__Task directions__: Each record is to be printed again precisely as it reads.

:: Listing

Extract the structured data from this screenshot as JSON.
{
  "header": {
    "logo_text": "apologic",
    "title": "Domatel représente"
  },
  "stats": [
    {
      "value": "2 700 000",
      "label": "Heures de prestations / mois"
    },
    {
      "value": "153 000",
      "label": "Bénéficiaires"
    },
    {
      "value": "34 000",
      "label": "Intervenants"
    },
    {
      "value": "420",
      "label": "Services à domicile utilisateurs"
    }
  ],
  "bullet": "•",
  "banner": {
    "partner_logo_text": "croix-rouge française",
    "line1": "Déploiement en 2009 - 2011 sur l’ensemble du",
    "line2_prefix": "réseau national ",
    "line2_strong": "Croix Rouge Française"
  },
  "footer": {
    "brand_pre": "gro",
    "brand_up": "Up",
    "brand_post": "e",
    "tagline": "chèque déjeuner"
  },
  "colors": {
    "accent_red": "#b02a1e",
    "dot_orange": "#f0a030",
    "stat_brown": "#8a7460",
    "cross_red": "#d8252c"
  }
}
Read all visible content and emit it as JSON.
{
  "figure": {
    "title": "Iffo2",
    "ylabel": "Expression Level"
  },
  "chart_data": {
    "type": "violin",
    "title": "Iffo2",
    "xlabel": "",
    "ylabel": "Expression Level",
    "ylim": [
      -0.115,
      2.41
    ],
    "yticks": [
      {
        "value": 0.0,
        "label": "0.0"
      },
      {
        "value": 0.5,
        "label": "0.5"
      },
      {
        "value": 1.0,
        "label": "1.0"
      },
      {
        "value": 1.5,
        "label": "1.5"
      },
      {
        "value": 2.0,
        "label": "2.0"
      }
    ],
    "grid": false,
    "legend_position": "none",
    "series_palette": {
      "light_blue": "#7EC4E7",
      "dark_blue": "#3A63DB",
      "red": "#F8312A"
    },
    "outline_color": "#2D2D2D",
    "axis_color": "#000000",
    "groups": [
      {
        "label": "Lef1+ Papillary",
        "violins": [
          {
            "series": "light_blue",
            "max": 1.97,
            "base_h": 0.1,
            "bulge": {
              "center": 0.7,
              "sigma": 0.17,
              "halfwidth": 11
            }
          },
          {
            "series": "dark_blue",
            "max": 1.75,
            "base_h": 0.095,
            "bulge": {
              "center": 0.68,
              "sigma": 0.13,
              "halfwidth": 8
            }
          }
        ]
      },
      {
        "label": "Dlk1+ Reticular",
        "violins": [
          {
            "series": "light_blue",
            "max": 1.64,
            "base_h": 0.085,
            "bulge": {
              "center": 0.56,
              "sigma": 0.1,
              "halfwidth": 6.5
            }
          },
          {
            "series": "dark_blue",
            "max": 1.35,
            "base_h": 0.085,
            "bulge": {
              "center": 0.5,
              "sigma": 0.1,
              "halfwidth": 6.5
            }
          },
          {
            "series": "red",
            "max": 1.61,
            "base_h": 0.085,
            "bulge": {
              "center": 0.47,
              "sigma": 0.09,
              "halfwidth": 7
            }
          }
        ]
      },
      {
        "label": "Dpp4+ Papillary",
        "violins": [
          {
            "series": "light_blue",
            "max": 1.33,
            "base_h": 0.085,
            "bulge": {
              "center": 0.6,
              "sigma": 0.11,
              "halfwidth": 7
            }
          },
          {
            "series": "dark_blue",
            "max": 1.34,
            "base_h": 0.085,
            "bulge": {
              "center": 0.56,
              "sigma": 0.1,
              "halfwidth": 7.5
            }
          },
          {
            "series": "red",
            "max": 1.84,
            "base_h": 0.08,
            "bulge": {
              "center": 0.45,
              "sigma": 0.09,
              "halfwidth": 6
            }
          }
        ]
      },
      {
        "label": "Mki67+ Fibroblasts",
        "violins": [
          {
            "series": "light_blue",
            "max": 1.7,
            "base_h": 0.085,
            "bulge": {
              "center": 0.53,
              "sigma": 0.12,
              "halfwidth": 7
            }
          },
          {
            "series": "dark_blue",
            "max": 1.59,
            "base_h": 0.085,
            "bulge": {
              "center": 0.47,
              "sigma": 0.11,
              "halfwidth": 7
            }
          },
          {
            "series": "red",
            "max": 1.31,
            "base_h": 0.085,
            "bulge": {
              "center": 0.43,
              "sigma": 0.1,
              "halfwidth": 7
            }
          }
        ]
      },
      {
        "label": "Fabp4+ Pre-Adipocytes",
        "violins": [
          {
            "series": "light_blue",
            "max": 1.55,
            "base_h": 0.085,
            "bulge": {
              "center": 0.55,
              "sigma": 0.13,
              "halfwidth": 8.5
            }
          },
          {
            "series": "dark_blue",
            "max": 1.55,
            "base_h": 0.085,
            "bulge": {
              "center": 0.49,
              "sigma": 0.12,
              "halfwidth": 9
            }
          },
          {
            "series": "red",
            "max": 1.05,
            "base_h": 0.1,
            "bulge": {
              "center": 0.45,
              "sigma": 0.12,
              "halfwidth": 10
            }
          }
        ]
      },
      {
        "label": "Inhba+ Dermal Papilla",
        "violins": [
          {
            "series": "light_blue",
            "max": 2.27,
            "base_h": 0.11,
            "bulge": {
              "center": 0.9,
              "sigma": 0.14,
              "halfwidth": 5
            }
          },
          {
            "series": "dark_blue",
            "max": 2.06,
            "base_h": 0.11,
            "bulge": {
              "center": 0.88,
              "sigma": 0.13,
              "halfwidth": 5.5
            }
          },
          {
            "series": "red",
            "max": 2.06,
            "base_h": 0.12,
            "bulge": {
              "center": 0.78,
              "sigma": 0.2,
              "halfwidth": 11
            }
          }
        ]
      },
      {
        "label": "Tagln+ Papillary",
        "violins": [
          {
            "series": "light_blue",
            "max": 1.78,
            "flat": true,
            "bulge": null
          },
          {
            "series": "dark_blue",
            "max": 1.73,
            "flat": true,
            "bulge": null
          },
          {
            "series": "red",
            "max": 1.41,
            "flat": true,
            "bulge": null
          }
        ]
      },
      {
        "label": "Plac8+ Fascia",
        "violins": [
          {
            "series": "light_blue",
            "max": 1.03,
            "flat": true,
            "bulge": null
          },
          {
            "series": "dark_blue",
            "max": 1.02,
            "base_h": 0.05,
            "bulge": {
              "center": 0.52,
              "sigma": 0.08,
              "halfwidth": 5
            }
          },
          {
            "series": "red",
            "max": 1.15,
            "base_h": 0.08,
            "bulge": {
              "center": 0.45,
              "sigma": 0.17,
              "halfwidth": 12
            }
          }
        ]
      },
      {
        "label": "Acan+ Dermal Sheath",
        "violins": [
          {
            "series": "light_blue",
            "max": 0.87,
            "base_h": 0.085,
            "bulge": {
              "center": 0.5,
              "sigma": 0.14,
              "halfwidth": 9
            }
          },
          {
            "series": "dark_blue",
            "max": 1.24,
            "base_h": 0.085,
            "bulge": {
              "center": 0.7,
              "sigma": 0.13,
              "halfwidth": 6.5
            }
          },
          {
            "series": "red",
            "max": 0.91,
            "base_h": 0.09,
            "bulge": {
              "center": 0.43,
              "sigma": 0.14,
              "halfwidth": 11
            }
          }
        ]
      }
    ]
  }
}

::::

__Task answer__:
Extract the structured data from this screenshot as JSON.
{
  "header": {
    "logo_text": "apologic",
    "title": "Domatel représente"
  },
  "stats": [
    {
      "value": "2 700 000",
      "label": "Heures de prestations / mois"
    },
    {
      "value": "153 000",
      "label": "Bénéficiaires"
    },
    {
      "value": "34 000",
      "label": "Intervenants"
    },
    {
      "value": "420",
      "label": "Services à domicile utilisateurs"
    }
  ],
  "bullet": "•",
  "banner": {
    "partner_logo_text": "croix-rouge française",
    "line1": "Déploiement en 2009 - 2011 sur l’ensemble du",
    "line2_prefix": "réseau national ",
    "line2_strong": "Croix Rouge Française"
  },
  "footer": {
    "brand_pre": "gro",
    "brand_up": "Up",
    "brand_post": "e",
    "tagline": "chèque déjeuner"
  },
  "colors": {
    "accent_red": "#b02a1e",
    "dot_orange": "#f0a030",
    "stat_brown": "#8a7460",
    "cross_red": "#d8252c"
  }
}
Read all visible content and emit it as JSON.
{
  "figure": {
    "title": "Iffo2",
    "ylabel": "Expression Level"
  },
  "chart_data": {
    "type": "violin",
    "title": "Iffo2",
    "xlabel": "",
    "ylabel": "Expression Level",
    "ylim": [
      -0.115,
      2.41
    ],
    "yticks": [
      {
        "value": 0.0,
        "label": "0.0"
      },
      {
        "value": 0.5,
        "label": "0.5"
      },
      {
        "value": 1.0,
        "label": "1.0"
      },
      {
        "value": 1.5,
        "label": "1.5"
      },
      {
        "value": 2.0,
        "label": "2.0"
      }
    ],
    "grid": false,
    "legend_position": "none",
    "series_palette": {
      "light_blue": "#7EC4E7",
      "dark_blue": "#3A63DB",
      "red": "#F8312A"
    },
    "outline_color": "#2D2D2D",
    "axis_color": "#000000",
    "groups": [
      {
        "label": "Lef1+ Papillary",
        "violins": [
          {
            "series": "light_blue",
            "max": 1.97,
            "base_h": 0.1,
            "bulge": {
              "center": 0.7,
              "sigma": 0.17,
              "halfwidth": 11
            }
          },
          {
            "series": "dark_blue",
            "max": 1.75,
            "base_h": 0.095,
            "bulge": {
              "center": 0.68,
              "sigma": 0.13,
              "halfwidth": 8
            }
          }
        ]
      },
      {
        "label": "Dlk1+ Reticular",
        "violins": [
          {
            "series": "light_blue",
            "max": 1.64,
            "base_h": 0.085,
            "bulge": {
              "center": 0.56,
              "sigma": 0.1,
              "halfwidth": 6.5
            }
          },
          {
            "series": "dark_blue",
            "max": 1.35,
            "base_h": 0.085,
            "bulge": {
              "center": 0.5,
              "sigma": 0.1,
              "halfwidth": 6.5
            }
          },
          {
            "series": "red",
            "max": 1.61,
            "base_h": 0.085,
            "bulge": {
              "center": 0.47,
              "sigma": 0.09,
              "halfwidth": 7
            }
          }
        ]
      },
      {
        "label": "Dpp4+ Papillary",
        "violins": [
          {
            "series": "light_blue",
            "max": 1.33,
            "base_h": 0.085,
            "bulge": {
              "center": 0.6,
              "sigma": 0.11,
              "halfwidth": 7
            }
          },
          {
            "series": "dark_blue",
            "max": 1.34,
            "base_h": 0.085,
            "bulge": {
              "center": 0.56,
              "sigma": 0.1,
              "halfwidth": 7.5
            }
          },
          {
            "series": "red",
            "max": 1.84,
            "base_h": 0.08,
            "bulge": {
              "center": 0.45,
              "sigma": 0.09,
              "halfwidth": 6
            }
          }
        ]
      },
      {
        "label": "Mki67+ Fibroblasts",
        "violins": [
          {
            "series": "light_blue",
            "max": 1.7,
            "base_h": 0.085,
            "bulge": {
              "center": 0.53,
              "sigma": 0.12,
              "halfwidth": 7
            }
          },
          {
            "series": "dark_blue",
            "max": 1.59,
            "base_h": 0.085,
            "bulge": {
              "center": 0.47,
              "sigma": 0.11,
              "halfwidth": 7
            }
          },
          {
            "series": "red",
            "max": 1.31,
            "base_h": 0.085,
            "bulge": {
              "center": 0.43,
              "sigma": 0.1,
              "halfwidth": 7
            }
          }
        ]
      },
      {
        "label": "Fabp4+ Pre-Adipocytes",
        "violins": [
          {
            "series": "light_blue",
            "max": 1.55,
            "base_h": 0.085,
            "bulge": {
              "center": 0.55,
              "sigma": 0.13,
              "halfwidth": 8.5
            }
          },
          {
            "series": "dark_blue",
            "max": 1.55,
            "base_h": 0.085,
            "bulge": {
              "center": 0.49,
              "sigma": 0.12,
              "halfwidth": 9
            }
          },
          {
            "series": "red",
            "max": 1.05,
            "base_h": 0.1,
            "bulge": {
              "center": 0.45,
              "sigma": 0.12,
              "halfwidth": 10
            }
          }
        ]
      },
      {
        "label": "Inhba+ Dermal Papilla",
        "violins": [
          {
            "series": "light_blue",
            "max": 2.27,
            "base_h": 0.11,
            "bulge": {
              "center": 0.9,
              "sigma": 0.14,
              "halfwidth": 5
            }
          },
          {
            "series": "dark_blue",
            "max": 2.06,
            "base_h": 0.11,
            "bulge": {
              "center": 0.88,
              "sigma": 0.13,
              "halfwidth": 5.5
            }
          },
          {
            "series": "red",
            "max": 2.06,
            "base_h": 0.12,
            "bulge": {
              "center": 0.78,
              "sigma": 0.2,
              "halfwidth": 11
            }
          }
        ]
      },
      {
        "label": "Tagln+ Papillary",
        "violins": [
          {
            "series": "light_blue",
            "max": 1.78,
            "flat": true,
            "bulge": null
          },
          {
            "series": "dark_blue",
            "max": 1.73,
            "flat": true,
            "bulge": null
          },
          {
            "series": "red",
            "max": 1.41,
            "flat": true,
            "bulge": null
          }
        ]
      },
      {
        "label": "Plac8+ Fascia",
        "violins": [
          {
            "series": "light_blue",
            "max": 1.03,
            "flat": true,
            "bulge": null
          },
          {
            "series": "dark_blue",
            "max": 1.02,
            "base_h": 0.05,
            "bulge": {
              "center": 0.52,
              "sigma": 0.08,
              "halfwidth": 5
            }
          },
          {
            "series": "red",
            "max": 1.15,
            "base_h": 0.08,
            "bulge": {
              "center": 0.45,
              "sigma": 0.17,
              "halfwidth": 12
            }
          }
        ]
      },
      {
        "label": "Acan+ Dermal Sheath",
        "violins": [
          {
            "series": "light_blue",
            "max": 0.87,
            "base_h": 0.085,
            "bulge": {
              "center": 0.5,
              "sigma": 0.14,
              "halfwidth": 9
            }
          },
          {
            "series": "dark_blue",
            "max": 1.24,
            "base_h": 0.085,
            "bulge": {
              "center": 0.7,
              "sigma": 0.13,
              "halfwidth": 6.5
            }
          },
          {
            "series": "red",
            "max": 0.91,
            "base_h": 0.09,
            "bulge": {
              "center": 0.43,
              "sigma": 0.14,
              "halfwidth": 11
            }
          }
        ]
      }
    ]
  }
}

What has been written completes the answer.